Exercise — Records follow. Select each line holding "color".

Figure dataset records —
/---

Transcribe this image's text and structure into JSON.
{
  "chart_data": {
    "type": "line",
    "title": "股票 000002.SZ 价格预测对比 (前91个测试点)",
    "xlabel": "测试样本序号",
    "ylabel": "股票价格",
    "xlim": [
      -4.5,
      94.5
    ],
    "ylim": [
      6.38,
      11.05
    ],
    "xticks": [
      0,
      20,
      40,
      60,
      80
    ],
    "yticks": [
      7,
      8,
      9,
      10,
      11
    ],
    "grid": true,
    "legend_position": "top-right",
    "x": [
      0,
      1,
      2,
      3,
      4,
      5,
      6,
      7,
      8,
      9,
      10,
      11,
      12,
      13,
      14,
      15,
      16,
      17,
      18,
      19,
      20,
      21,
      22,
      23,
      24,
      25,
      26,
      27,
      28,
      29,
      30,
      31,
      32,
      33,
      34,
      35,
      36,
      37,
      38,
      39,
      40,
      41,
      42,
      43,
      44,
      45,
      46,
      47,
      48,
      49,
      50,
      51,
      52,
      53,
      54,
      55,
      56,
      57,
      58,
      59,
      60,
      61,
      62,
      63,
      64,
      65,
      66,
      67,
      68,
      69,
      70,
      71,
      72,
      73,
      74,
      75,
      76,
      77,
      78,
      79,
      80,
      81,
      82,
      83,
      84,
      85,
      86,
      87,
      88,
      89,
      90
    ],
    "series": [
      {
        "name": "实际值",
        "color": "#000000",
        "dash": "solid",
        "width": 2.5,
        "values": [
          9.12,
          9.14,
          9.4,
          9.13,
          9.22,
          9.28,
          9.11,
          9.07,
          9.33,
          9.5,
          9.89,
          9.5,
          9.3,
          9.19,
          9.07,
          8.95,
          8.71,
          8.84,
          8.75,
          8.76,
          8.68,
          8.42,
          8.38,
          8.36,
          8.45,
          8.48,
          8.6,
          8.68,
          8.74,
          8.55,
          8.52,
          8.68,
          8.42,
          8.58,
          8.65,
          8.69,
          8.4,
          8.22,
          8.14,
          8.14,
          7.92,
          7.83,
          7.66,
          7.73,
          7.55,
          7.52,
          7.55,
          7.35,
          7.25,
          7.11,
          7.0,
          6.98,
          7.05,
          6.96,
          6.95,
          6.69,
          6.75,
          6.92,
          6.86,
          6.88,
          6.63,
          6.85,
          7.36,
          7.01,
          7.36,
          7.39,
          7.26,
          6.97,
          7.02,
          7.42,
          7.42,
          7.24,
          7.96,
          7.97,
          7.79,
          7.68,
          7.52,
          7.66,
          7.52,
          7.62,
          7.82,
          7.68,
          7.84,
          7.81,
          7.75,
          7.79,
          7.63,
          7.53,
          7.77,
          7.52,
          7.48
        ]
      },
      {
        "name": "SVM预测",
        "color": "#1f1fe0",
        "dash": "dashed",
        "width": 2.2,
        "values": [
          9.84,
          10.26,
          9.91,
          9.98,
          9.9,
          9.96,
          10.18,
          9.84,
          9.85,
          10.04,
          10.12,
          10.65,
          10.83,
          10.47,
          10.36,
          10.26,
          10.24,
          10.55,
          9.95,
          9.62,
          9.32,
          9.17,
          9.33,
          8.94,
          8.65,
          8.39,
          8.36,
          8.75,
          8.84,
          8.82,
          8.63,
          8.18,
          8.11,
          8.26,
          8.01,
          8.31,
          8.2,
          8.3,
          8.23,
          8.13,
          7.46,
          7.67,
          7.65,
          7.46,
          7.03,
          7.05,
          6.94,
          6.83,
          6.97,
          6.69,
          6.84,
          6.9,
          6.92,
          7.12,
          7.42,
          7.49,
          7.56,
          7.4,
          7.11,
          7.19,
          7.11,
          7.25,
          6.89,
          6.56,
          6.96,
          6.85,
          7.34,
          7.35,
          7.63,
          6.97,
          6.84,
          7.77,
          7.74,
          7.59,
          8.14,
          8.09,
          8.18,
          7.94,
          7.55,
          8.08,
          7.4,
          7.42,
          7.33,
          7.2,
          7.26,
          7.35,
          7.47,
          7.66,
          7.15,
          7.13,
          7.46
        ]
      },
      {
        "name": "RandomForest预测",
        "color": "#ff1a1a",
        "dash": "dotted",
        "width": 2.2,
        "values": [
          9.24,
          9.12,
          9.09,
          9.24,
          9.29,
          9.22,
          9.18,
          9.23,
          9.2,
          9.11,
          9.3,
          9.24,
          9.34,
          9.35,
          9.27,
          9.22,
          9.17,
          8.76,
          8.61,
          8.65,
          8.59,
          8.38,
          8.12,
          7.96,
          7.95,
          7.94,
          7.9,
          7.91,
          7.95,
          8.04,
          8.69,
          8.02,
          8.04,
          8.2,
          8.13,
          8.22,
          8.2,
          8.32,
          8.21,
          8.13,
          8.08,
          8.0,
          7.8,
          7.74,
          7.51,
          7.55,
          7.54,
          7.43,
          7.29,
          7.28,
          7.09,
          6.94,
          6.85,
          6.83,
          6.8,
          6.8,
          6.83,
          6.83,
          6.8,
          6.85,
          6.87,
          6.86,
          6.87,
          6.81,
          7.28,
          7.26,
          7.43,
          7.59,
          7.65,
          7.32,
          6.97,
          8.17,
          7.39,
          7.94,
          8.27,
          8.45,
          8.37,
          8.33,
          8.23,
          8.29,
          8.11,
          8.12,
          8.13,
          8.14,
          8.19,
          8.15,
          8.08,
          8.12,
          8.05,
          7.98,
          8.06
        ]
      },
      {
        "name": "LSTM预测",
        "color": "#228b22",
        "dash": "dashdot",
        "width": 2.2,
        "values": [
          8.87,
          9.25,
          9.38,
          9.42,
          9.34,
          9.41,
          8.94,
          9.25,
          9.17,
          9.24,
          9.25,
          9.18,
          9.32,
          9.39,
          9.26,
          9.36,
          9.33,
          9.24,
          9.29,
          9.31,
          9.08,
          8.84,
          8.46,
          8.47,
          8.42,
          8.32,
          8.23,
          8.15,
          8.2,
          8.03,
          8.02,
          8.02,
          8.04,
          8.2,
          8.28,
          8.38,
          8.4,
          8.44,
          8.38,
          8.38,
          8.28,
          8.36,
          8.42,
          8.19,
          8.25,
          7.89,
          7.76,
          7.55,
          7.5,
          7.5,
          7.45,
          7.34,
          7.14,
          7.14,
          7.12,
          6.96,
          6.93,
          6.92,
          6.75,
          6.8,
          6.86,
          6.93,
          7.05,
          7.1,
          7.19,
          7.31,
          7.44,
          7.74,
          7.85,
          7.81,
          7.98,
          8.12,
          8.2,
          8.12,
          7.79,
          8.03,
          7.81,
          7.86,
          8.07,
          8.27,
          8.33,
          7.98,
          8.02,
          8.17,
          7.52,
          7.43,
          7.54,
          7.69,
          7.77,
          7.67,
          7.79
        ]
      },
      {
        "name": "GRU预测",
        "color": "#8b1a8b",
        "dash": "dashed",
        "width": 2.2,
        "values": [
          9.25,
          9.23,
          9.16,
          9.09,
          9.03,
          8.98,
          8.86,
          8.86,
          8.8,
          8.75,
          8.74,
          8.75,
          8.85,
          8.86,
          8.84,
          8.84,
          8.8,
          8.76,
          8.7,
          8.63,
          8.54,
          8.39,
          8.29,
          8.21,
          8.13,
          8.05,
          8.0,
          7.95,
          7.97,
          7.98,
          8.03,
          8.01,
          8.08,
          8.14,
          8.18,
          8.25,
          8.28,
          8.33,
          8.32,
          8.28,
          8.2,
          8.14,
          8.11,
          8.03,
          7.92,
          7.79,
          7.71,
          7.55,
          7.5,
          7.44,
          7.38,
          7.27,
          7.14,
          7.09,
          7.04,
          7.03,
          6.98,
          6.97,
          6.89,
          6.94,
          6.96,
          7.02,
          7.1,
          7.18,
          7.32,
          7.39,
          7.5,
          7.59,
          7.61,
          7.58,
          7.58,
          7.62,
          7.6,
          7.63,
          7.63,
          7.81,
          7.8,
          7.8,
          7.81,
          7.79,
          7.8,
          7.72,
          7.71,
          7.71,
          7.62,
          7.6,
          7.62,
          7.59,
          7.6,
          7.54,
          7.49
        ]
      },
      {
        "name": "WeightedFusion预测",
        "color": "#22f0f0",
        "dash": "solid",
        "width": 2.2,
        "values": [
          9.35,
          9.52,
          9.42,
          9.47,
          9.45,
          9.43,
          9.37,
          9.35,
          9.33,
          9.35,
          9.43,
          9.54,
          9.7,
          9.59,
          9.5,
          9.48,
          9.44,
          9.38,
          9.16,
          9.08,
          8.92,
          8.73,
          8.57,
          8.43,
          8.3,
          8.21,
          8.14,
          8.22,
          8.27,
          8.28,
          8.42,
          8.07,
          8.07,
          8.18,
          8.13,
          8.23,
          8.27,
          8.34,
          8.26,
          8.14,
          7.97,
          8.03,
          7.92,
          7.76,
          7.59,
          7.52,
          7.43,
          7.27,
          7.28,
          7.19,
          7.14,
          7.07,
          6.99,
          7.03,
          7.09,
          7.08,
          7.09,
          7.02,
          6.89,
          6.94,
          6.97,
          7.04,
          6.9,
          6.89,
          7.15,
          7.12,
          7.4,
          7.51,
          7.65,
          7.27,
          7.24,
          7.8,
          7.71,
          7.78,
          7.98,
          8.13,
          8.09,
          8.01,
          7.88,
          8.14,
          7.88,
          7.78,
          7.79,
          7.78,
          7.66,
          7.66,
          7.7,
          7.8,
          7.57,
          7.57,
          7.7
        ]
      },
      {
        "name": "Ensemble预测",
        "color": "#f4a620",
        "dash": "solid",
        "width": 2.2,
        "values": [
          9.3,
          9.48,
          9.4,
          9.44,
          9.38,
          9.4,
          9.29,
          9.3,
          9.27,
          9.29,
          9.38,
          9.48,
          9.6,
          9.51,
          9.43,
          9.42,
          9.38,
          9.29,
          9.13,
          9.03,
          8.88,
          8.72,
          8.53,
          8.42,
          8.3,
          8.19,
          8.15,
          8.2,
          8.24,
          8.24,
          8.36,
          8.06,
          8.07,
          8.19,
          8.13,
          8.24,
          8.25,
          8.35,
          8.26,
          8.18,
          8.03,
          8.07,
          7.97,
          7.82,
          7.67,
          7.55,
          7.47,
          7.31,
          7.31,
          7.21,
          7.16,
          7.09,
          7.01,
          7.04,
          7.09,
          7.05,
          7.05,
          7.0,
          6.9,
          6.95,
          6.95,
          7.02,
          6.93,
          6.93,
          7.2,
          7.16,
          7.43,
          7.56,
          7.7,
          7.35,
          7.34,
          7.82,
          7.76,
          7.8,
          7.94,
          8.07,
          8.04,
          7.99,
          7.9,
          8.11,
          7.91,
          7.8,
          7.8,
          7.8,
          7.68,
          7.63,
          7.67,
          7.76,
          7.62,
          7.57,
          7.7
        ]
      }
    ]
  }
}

\---

Task answer —
        "color": "#000000",
        "color": "#1f1fe0",
        "color": "#ff1a1a",
        "color": "#228b22",
        "color": "#8b1a8b",
        "color": "#22f0f0",
        "color": "#f4a620",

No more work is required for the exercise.